● TASK TO CARRY OUT
Skip all pictures, then print the remaining material exactly.

##########

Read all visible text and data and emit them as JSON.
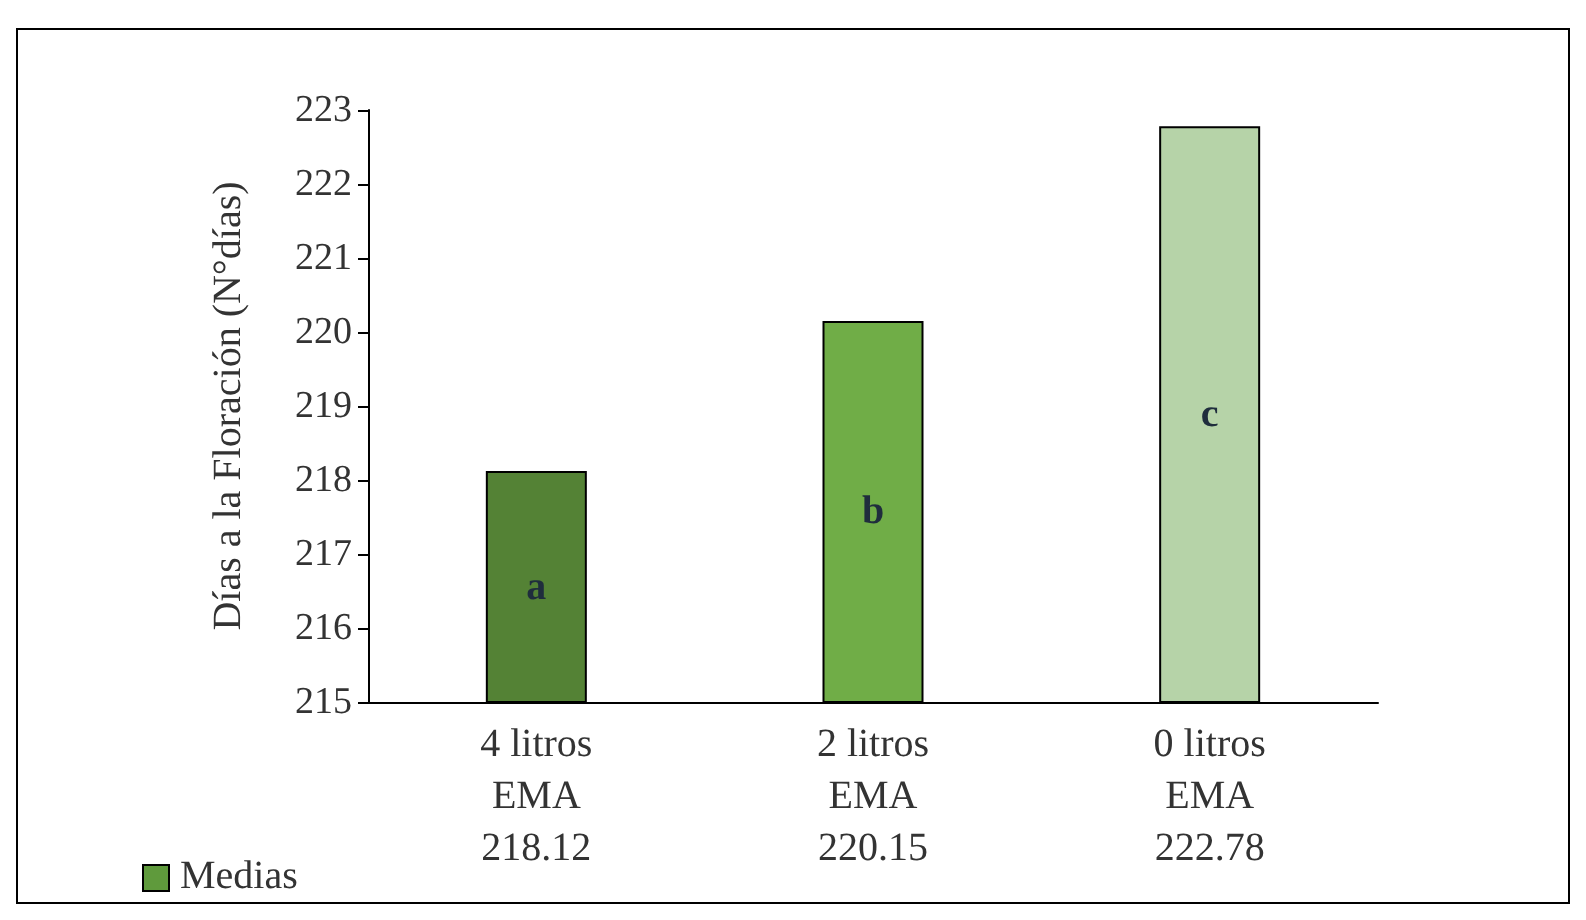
{
  "chart_data": {
    "type": "bar",
    "ylabel": "Días a la Floración (N°días)",
    "categories": [
      "4 litros\nEMA",
      "2 litros\nEMA",
      "0 litros\nEMA"
    ],
    "series": [
      {
        "name": "Medias",
        "color": "#5f9a3c",
        "colors": [
          "#548235",
          "#70ad47",
          "#b6d3a8"
        ],
        "values": [
          218.12,
          220.15,
          222.78
        ]
      }
    ],
    "ylim": [
      215,
      223
    ],
    "yticks": [
      215,
      216,
      217,
      218,
      219,
      220,
      221,
      222,
      223
    ],
    "grid": false,
    "legend": "bottom left",
    "data_labels": true,
    "annotations": [
      "a",
      "b",
      "c"
    ]
  }
}
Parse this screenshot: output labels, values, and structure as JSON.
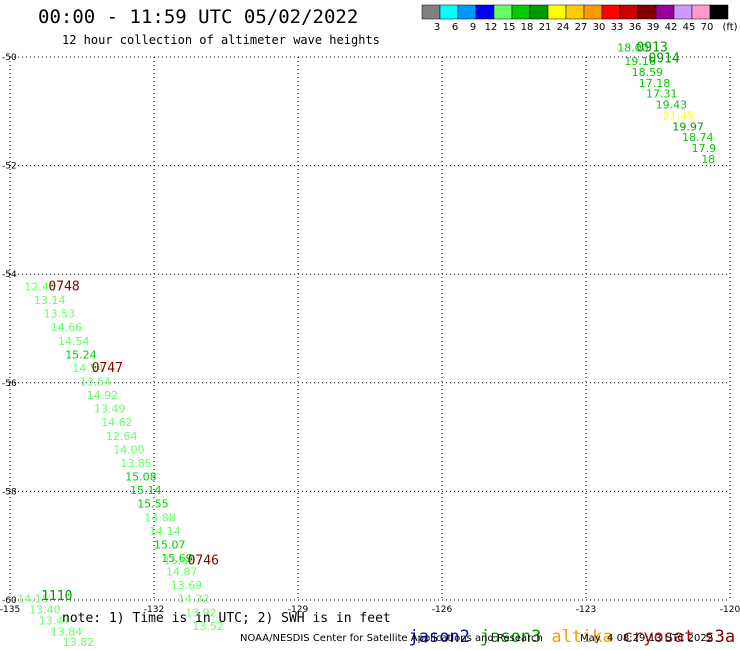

##########

● RESULT OF THIS EXERCISE
Read all visible text and data and emit them as JSON.
{
  "chart_data": {
    "type": "bar",
    "ylabel": "Días a la Floración (N°días)",
    "categories": [
      "4 litros\nEMA",
      "2 litros\nEMA",
      "0 litros\nEMA"
    ],
    "series": [
      {
        "name": "Medias",
        "color": "#5f9a3c",
        "colors": [
          "#548235",
          "#70ad47",
          "#b6d3a8"
        ],
        "values": [
          218.12,
          220.15,
          222.78
        ]
      }
    ],
    "ylim": [
      215,
      223
    ],
    "yticks": [
      215,
      216,
      217,
      218,
      219,
      220,
      221,
      222,
      223
    ],
    "grid": false,
    "legend": "bottom left",
    "data_labels": true,
    "annotations": [
      "a",
      "b",
      "c"
    ]
  }
}
Parse this screenshot: output labels, values, and structure as JSON.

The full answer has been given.